§ SET PROBLEM A: Reproduce word for word the part of the article on the 1889–90 British Home Championship that runs from "Final positions" up to and including "goals to two.".

1889–90 British Home Championship

Tournament details
- Host country: England, Ireland, Scotland and Wales
- Dates: 9 February – 5 April 1890
- Teams: 4

Final positions
- Champions: England Scotland (shared)

Tournament statistics
- Matches played: 6
- Goals scored: 33 (5.5 per match)
- Top scorer: William Paul (4 goals)

= 1889–90 British Home Championship =

The 1889–90 British Home Championship was an edition of the annual international football tournament played between the British Home Nations. The seventh such competition held, the 1890 edition was, for the second time, jointly won by England and Scotland, the sixth time that Scotland had won. Played during the second half of the 1889/90 season, the tournament was also notable for two matches played by England on the 15 March against Wales and Ireland simultaneously. With an increasingly crowded domestic schedule cramping available dates for matches, England fielded two entirely separate teams, both of which won their games with an aggregate of twelve goals to two.

Wales took the early lead in the competition, winning the opening game at home against Ireland. England's double victories over Wales and Ireland then placed them in front with favourites Scotland still to play a match. Scotland responded to England's lead with two comfortable wins over Wales and Ireland 5–0 and 4–1 leaving the final match between England and Scotland as the deciding game. Despite a furious and dramatic encounter, neither side could best the other and the result was a 1–1 draw, placing both England and Scotland at the head of the table, goal difference not at this stage being used to differentiate the teams.

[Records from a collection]
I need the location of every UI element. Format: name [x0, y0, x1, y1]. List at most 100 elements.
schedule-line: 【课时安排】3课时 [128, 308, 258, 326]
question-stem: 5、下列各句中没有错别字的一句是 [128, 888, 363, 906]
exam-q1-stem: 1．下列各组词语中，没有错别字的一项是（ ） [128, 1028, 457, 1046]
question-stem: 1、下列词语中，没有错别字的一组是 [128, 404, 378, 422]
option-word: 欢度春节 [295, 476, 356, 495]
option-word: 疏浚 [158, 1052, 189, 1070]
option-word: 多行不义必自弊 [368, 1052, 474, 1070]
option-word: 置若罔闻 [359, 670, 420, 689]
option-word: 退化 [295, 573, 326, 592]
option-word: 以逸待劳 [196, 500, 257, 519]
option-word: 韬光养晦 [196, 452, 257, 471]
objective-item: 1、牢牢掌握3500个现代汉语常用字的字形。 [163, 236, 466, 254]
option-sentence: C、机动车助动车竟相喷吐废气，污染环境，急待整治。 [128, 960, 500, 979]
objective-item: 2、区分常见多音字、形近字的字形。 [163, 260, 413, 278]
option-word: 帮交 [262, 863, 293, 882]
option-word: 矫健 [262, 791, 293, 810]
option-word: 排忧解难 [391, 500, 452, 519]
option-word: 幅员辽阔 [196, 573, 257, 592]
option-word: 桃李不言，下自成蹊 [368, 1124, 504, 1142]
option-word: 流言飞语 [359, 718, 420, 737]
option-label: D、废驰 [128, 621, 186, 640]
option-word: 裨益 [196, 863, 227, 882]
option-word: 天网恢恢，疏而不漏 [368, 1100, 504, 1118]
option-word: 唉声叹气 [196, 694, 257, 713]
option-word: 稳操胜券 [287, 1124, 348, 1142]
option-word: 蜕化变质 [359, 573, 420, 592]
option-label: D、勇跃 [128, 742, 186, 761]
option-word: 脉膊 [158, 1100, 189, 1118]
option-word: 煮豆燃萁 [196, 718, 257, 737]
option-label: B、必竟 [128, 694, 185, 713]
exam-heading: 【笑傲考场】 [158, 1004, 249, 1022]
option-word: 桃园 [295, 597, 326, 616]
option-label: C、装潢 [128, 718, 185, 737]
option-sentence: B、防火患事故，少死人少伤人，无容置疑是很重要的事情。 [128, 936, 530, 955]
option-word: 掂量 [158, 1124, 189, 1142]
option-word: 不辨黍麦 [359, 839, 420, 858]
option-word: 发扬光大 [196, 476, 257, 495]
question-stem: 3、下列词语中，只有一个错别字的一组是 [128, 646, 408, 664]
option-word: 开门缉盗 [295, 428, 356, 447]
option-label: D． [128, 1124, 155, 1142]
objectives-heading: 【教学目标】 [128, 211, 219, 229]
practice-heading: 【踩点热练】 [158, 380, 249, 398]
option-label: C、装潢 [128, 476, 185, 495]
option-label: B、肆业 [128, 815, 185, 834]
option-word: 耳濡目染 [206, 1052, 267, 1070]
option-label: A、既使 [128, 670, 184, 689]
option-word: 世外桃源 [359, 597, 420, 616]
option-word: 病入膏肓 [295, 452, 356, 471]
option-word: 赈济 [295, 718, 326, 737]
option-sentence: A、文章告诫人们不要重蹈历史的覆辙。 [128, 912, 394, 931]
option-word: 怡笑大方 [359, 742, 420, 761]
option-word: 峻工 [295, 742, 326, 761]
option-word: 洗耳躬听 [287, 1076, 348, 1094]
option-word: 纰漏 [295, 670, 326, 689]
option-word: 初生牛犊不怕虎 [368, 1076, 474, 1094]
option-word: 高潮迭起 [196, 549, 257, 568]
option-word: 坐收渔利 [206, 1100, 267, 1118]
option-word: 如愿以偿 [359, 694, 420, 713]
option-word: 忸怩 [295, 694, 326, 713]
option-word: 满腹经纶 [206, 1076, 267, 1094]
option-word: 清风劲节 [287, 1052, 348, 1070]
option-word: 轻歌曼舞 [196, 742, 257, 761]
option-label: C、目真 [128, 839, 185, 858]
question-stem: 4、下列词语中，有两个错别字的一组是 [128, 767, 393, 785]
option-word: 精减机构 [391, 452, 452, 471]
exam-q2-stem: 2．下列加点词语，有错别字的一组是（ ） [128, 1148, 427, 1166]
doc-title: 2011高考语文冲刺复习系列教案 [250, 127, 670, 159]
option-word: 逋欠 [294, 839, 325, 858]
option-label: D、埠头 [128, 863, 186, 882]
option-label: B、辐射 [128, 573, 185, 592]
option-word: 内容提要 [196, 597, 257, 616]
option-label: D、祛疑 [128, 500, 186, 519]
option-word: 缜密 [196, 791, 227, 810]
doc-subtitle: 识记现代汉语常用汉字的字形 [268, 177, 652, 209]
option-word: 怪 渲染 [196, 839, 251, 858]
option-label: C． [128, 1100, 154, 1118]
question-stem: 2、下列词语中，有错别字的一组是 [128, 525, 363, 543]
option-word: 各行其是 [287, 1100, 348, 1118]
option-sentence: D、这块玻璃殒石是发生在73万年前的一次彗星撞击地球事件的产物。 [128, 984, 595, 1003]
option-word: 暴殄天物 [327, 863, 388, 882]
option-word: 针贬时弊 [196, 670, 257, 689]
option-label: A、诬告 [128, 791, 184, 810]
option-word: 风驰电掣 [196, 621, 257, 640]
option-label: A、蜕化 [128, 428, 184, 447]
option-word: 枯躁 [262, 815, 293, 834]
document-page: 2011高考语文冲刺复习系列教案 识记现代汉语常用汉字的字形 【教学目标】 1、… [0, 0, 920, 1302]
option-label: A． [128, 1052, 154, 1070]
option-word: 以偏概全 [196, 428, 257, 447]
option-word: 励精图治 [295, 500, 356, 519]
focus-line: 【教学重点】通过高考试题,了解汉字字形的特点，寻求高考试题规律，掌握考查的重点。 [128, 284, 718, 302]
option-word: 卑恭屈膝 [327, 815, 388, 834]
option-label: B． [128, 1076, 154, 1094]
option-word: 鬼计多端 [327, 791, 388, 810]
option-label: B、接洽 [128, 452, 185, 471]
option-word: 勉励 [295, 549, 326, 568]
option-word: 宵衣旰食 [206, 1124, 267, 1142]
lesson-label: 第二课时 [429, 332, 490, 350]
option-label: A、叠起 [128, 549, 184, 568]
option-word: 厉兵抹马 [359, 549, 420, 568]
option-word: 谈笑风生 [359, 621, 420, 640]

§ SET PROBLEM B: Change "question-stem" to "prompt-stem" in the entries, from the first line up to and including the line with "option-word: 幅员辽阔 [196, 573, 257, 592]", and give only those lines again with everything else left as it is.

§ WRITTEN SOLUTION A:
Final positions
- Champions: England Scotland (shared)

Tournament statistics
- Matches played: 6
- Goals scored: 33 (5.5 per match)
- Top scorer: William Paul (4 goals)

= 1889–90 British Home Championship =

The 1889–90 British Home Championship was an edition of the annual international football tournament played between the British Home Nations. The seventh such competition held, the 1890 edition was, for the second time, jointly won by England and Scotland, the sixth time that Scotland had won. Played during the second half of the 1889/90 season, the tournament was also notable for two matches played by England on the 15 March against Wales and Ireland simultaneously. With an increasingly crowded domestic schedule cramping available dates for matches, England fielded two entirely separate teams, both of which won their games with an aggregate of twelve goals to two.

§ WRITTEN SOLUTION B:
I need the location of every UI element. Format: name [x0, y0, x1, y1]. List at most 100 elements.
schedule-line: 【课时安排】3课时 [128, 308, 258, 326]
prompt-stem: 5、下列各句中没有错别字的一句是 [128, 888, 363, 906]
exam-q1-stem: 1．下列各组词语中，没有错别字的一项是（ ） [128, 1028, 457, 1046]
prompt-stem: 1、下列词语中，没有错别字的一组是 [128, 404, 378, 422]
option-word: 欢度春节 [295, 476, 356, 495]
option-word: 疏浚 [158, 1052, 189, 1070]
option-word: 多行不义必自弊 [368, 1052, 474, 1070]
option-word: 置若罔闻 [359, 670, 420, 689]
option-word: 退化 [295, 573, 326, 592]
option-word: 以逸待劳 [196, 500, 257, 519]
option-word: 韬光养晦 [196, 452, 257, 471]
objective-item: 1、牢牢掌握3500个现代汉语常用字的字形。 [163, 236, 466, 254]
option-sentence: C、机动车助动车竟相喷吐废气，污染环境，急待整治。 [128, 960, 500, 979]
objective-item: 2、区分常见多音字、形近字的字形。 [163, 260, 413, 278]
option-word: 帮交 [262, 863, 293, 882]
option-word: 矫健 [262, 791, 293, 810]
option-word: 排忧解难 [391, 500, 452, 519]
option-word: 幅员辽阔 [196, 573, 257, 592]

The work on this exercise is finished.